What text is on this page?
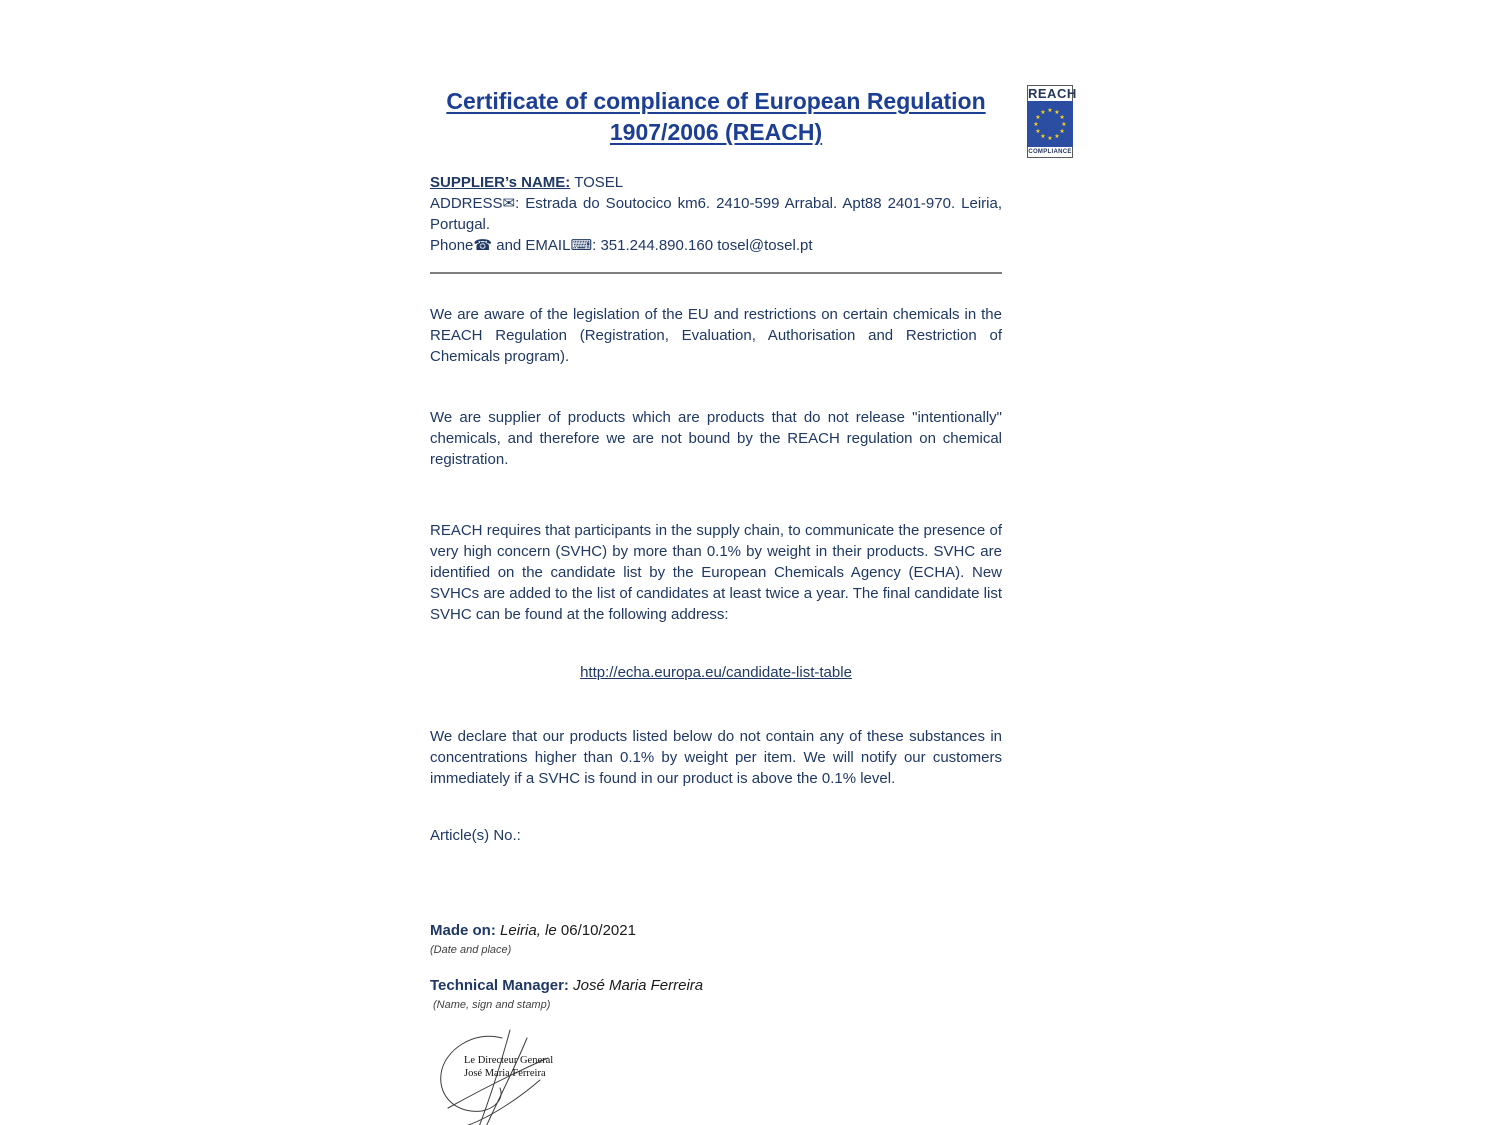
REACH
★ ★
★
★
★
★
★
★
★
★
★
★
COMPLIANCE
Certificate of compliance of European Regulation
1907/2006 (REACH)

SUPPLIER’s NAME: TOSEL

ADDRESS✉: Estrada do Soutocico km6. 2410-599 Arrabal. Apt88 2401-970. Leiria, Portugal.

Phone☎ and EMAIL⌨: 351.244.890.160 tosel@tosel.pt

We are aware of the legislation of the EU and restrictions on certain chemicals in the REACH Regulation (Registration, Evaluation, Authorisation and Restriction of Chemicals program).

We are supplier of products which are products that do not release "intentionally" chemicals, and therefore we are not bound by the REACH regulation on chemical registration.

REACH requires that participants in the supply chain, to communicate the presence of very high concern (SVHC) by more than 0.1% by weight in their products. SVHC are identified on the candidate list by the European Chemicals Agency (ECHA). New SVHCs are added to the list of candidates at least twice a year. The final candidate list SVHC can be found at the following address:

http://echa.europa.eu/candidate-list-table

We declare that our products listed below do not contain any of these substances in concentrations higher than 0.1% by weight per item. We will notify our customers immediately if a SVHC is found in our product is above the 0.1% level.

Article(s) No.:

Made on: Leiria, le 06/10/2021

(Date and place)

Technical Manager: José Maria Ferreira

(Name, sign and stamp)

Le Directeur General
José Maria Ferreira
▬▬▬▬▬▬▬▬▬▬
* _Written exercise_
From the entries, copy out each line containing the word "Leiria".

* _Response to this task_
ADDRESS✉: Estrada do Soutocico km6. 2410-599 Arrabal. Apt88 2401-970. Leiria, Portugal.
Made on: Leiria, le 06/10/2021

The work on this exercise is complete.